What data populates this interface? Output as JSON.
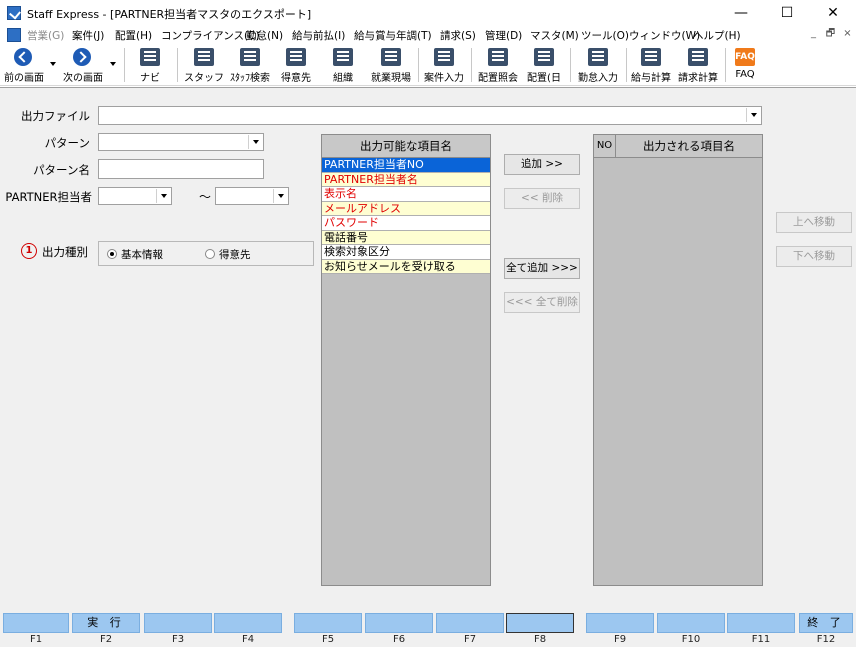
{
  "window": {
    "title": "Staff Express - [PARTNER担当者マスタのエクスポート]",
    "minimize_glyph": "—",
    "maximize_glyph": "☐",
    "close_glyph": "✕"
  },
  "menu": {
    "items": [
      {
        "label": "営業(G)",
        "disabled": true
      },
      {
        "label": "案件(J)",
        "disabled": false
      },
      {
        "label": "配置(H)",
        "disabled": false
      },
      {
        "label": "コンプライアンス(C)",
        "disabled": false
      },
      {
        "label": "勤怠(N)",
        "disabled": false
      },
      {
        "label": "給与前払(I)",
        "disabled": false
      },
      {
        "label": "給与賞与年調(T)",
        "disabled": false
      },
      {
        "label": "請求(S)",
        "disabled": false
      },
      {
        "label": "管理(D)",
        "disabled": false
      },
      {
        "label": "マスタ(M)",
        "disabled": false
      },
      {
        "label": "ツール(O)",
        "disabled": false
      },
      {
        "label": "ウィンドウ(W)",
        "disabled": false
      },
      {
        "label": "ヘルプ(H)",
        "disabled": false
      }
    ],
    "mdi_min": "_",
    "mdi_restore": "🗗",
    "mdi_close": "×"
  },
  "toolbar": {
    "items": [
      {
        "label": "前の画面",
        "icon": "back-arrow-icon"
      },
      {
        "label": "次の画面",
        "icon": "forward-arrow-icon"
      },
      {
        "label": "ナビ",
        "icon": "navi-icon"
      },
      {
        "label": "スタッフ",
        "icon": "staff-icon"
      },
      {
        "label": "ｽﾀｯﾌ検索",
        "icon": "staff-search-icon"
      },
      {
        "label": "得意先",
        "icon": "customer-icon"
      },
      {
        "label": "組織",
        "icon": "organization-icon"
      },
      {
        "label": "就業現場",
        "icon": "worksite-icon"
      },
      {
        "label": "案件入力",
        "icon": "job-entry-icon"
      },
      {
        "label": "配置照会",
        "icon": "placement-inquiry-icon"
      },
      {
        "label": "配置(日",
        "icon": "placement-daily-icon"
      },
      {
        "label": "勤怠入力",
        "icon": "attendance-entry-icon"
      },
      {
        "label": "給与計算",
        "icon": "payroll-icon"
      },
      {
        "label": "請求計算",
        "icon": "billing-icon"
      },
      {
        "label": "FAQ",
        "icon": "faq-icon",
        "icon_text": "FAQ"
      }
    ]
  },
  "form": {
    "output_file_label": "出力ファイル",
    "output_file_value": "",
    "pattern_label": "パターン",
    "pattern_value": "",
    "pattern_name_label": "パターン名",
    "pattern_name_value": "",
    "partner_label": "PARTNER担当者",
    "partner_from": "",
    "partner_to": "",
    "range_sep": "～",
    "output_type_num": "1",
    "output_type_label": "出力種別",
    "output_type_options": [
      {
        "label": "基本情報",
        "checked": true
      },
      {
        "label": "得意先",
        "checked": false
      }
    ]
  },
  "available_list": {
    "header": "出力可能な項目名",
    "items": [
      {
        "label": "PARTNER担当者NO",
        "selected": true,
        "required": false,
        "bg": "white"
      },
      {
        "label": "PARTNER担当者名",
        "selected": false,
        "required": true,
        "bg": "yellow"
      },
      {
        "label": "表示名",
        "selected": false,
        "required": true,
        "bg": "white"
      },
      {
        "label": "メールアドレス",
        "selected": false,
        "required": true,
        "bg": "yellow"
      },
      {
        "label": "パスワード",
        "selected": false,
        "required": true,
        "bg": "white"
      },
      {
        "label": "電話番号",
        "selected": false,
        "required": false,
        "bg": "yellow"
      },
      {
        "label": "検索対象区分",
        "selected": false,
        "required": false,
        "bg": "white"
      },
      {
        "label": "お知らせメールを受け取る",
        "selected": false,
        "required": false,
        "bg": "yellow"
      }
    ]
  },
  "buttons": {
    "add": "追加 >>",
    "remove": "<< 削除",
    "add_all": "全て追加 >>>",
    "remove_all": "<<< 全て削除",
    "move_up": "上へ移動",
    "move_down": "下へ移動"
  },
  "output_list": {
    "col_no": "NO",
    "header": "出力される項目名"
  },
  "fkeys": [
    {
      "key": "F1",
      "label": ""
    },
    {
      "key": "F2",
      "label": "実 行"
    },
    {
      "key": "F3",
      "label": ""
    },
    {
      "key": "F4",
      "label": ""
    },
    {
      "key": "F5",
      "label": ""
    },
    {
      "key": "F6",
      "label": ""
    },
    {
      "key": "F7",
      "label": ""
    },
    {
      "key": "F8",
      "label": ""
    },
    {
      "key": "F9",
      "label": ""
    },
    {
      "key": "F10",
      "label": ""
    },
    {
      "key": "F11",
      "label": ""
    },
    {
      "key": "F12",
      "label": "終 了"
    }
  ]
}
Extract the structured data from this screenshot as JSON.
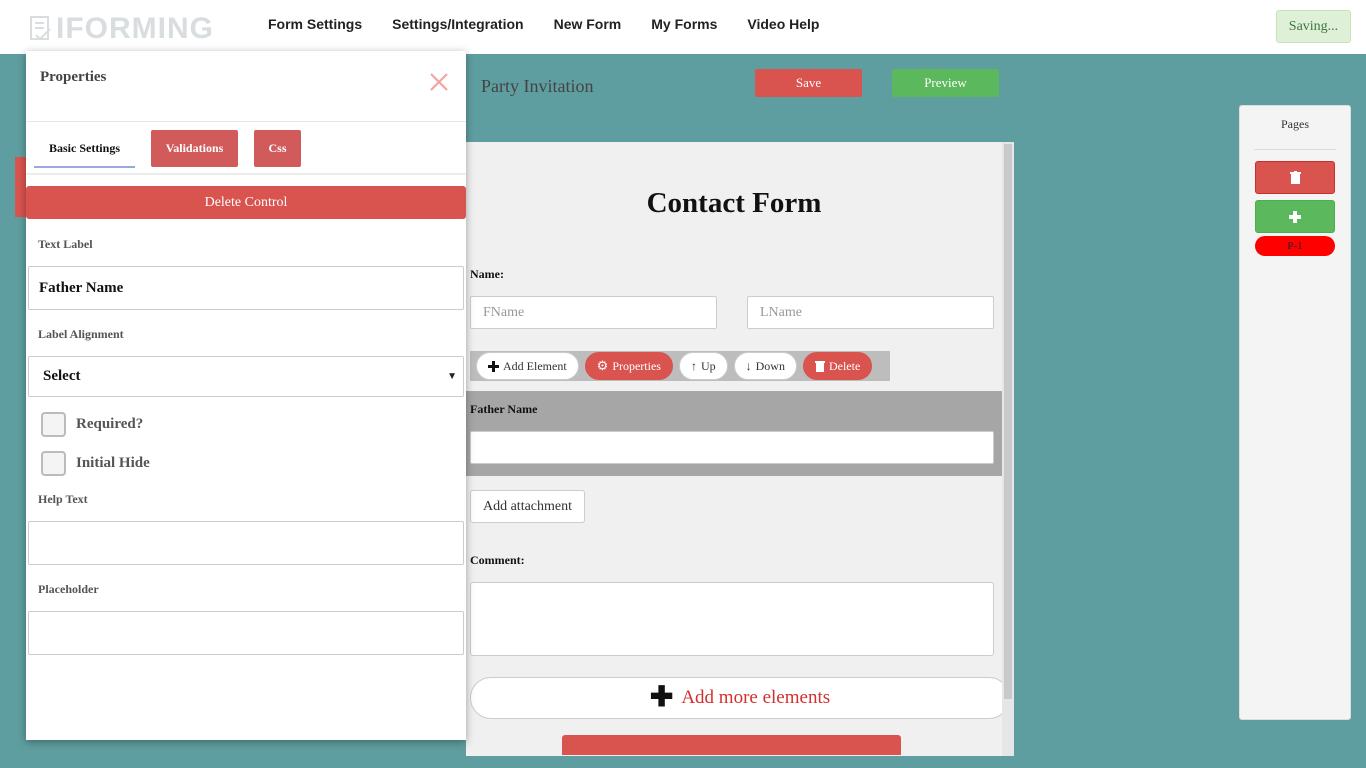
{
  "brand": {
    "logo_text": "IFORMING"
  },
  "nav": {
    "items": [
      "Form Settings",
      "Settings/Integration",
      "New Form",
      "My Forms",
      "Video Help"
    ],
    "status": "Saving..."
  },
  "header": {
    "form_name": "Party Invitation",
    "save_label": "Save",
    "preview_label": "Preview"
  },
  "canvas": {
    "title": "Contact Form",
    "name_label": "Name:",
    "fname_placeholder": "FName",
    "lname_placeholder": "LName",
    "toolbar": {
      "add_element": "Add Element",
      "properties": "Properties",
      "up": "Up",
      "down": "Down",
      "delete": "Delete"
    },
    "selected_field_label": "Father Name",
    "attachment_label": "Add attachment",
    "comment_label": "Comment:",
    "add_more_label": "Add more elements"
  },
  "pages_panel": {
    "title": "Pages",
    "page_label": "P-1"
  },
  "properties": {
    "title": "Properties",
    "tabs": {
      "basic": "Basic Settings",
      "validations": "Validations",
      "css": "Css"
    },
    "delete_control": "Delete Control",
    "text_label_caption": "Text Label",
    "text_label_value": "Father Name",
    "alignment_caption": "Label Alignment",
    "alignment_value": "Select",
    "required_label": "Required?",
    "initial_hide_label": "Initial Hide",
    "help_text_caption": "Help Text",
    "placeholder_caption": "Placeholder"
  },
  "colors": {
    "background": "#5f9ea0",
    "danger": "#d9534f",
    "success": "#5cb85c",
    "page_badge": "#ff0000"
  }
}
==
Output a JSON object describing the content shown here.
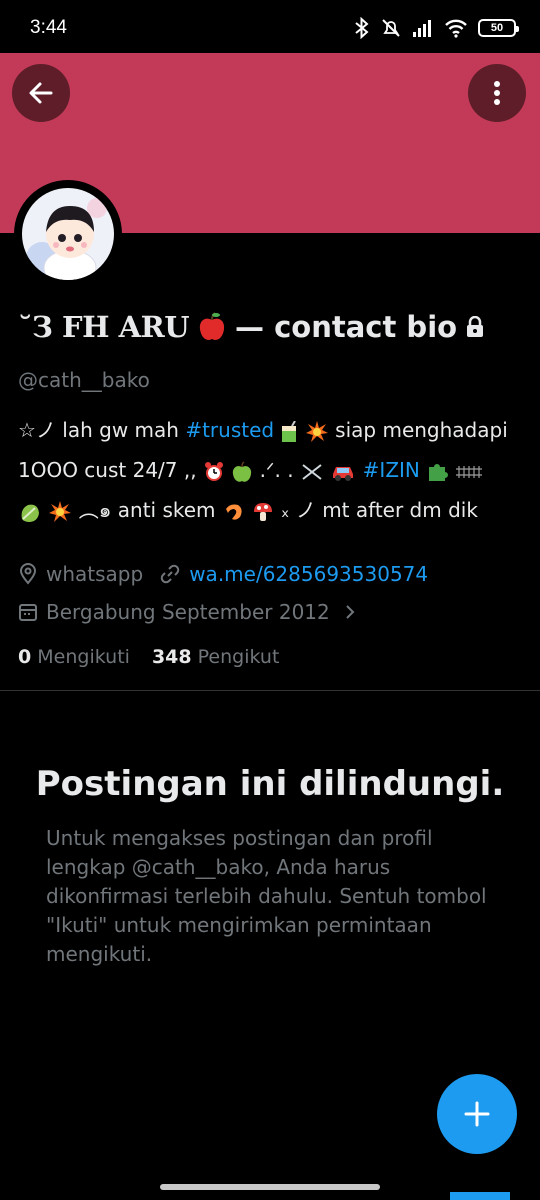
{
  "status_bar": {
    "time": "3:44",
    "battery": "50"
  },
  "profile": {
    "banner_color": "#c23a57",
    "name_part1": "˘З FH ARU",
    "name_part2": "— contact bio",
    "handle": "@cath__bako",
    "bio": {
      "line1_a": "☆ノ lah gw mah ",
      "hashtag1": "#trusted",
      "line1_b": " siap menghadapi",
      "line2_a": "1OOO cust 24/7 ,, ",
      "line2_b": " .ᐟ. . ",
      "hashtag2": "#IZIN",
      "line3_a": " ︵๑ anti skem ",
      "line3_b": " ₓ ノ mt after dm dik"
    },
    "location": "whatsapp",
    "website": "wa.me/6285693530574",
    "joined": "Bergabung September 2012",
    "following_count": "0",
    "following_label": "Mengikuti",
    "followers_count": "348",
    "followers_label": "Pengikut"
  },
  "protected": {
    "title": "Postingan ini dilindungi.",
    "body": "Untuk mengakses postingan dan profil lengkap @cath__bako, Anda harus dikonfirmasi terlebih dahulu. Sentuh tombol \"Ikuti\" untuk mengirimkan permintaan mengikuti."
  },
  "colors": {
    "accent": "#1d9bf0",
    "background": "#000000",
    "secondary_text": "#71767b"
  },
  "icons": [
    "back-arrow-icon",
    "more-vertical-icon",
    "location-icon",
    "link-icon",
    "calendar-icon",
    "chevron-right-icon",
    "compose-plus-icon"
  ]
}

WHAT THIS TASK INVOLVES:
Search the records above for "placement". Copy each line where it is found.

EXERCISE RESPONSE:
        "icon": "placement-inquiry-icon"
        "icon": "placement-daily-icon"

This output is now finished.